**** SUPPLIED ENTRIES

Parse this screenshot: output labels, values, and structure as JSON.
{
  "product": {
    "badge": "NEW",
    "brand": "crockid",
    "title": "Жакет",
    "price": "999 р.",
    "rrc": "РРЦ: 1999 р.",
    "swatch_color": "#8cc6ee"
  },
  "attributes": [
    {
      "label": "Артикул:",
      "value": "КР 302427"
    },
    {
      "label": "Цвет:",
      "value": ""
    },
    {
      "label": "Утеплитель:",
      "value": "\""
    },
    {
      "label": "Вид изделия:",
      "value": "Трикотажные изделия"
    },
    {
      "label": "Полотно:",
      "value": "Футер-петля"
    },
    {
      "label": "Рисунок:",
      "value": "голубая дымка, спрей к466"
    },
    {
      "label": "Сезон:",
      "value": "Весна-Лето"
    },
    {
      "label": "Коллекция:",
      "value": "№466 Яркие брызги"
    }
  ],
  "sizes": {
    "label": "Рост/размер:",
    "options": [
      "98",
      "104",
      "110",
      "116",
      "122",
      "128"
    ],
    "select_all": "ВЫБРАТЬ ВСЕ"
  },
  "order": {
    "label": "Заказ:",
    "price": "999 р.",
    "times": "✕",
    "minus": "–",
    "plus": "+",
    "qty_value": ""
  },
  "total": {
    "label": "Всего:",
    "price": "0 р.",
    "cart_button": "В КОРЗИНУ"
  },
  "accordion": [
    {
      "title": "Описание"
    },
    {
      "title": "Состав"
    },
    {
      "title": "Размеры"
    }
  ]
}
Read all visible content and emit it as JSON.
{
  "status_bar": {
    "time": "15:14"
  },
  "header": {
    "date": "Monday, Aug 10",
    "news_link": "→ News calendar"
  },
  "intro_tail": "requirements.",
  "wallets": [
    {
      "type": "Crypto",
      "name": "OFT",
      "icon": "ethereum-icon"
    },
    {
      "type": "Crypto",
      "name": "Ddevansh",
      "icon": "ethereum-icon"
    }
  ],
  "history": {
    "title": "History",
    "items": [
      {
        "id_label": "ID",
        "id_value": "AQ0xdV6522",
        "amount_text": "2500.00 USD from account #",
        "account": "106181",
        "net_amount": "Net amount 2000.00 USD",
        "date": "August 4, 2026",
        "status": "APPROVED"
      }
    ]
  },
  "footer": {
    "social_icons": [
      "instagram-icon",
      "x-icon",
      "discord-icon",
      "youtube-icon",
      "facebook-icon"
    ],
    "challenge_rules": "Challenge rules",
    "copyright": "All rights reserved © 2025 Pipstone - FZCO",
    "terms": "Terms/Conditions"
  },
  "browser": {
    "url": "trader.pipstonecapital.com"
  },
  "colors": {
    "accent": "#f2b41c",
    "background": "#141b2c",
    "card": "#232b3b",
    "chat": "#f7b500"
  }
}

********

» GIVEN REQUEST
Scan the records for the string "изделия". Copy each line in which it appears.

» THE ANSWER
      "label": "Вид изделия:",
      "value": "Трикотажные изделия"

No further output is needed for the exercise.